# WHAT THE TASK REQUIRES
Gather from the material every line that contains the string "JSON".

——

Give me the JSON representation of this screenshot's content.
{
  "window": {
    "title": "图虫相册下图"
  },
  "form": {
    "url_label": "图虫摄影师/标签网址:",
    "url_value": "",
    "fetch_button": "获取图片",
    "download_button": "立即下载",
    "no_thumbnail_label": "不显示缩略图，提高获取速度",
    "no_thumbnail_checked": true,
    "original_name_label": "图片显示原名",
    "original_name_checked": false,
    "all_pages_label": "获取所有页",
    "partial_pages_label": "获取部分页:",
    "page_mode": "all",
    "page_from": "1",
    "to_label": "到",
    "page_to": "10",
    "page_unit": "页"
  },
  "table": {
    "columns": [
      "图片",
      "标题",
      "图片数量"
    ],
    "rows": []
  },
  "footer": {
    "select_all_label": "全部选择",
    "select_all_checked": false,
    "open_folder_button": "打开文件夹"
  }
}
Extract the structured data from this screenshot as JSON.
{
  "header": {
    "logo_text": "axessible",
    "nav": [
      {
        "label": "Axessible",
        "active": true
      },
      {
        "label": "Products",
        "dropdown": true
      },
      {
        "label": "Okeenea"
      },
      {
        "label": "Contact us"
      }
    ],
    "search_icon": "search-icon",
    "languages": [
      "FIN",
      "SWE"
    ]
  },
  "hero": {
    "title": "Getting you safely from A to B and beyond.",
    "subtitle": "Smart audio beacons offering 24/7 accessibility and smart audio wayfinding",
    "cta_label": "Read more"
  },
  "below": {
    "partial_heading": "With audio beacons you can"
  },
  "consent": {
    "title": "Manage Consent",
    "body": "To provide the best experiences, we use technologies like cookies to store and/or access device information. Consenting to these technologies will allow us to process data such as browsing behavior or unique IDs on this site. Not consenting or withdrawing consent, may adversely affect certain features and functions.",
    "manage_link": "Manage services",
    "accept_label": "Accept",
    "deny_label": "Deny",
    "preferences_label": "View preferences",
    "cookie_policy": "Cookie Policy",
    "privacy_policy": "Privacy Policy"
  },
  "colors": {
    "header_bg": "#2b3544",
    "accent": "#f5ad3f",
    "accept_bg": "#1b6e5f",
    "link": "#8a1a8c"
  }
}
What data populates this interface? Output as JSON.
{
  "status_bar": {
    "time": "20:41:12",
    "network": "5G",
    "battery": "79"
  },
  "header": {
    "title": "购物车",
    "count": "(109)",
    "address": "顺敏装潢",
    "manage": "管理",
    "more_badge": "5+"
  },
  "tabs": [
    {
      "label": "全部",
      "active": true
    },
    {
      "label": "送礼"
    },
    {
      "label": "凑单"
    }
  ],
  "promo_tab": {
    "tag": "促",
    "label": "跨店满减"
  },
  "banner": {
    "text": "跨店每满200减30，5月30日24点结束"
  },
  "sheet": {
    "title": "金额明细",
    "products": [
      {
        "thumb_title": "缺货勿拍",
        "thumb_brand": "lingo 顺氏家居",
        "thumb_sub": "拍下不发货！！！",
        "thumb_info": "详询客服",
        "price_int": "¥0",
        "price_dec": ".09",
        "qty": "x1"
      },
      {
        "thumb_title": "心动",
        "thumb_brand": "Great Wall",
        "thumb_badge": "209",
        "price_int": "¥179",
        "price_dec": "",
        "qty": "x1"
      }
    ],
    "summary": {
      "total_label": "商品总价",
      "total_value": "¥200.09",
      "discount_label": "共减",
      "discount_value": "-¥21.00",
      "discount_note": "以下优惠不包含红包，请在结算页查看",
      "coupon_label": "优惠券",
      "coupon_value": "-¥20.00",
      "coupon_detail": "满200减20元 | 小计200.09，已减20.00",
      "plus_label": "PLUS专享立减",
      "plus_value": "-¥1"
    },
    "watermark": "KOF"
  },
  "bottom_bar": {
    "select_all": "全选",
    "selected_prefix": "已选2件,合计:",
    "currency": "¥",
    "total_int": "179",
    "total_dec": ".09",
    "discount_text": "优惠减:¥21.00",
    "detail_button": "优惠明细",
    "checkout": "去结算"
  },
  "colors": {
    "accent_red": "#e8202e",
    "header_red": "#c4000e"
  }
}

——

# SOLUTION FOR THIS EXERCISE
Give me the JSON representation of this screenshot's content.
Extract the structured data from this screenshot as JSON.
What data populates this interface? Output as JSON.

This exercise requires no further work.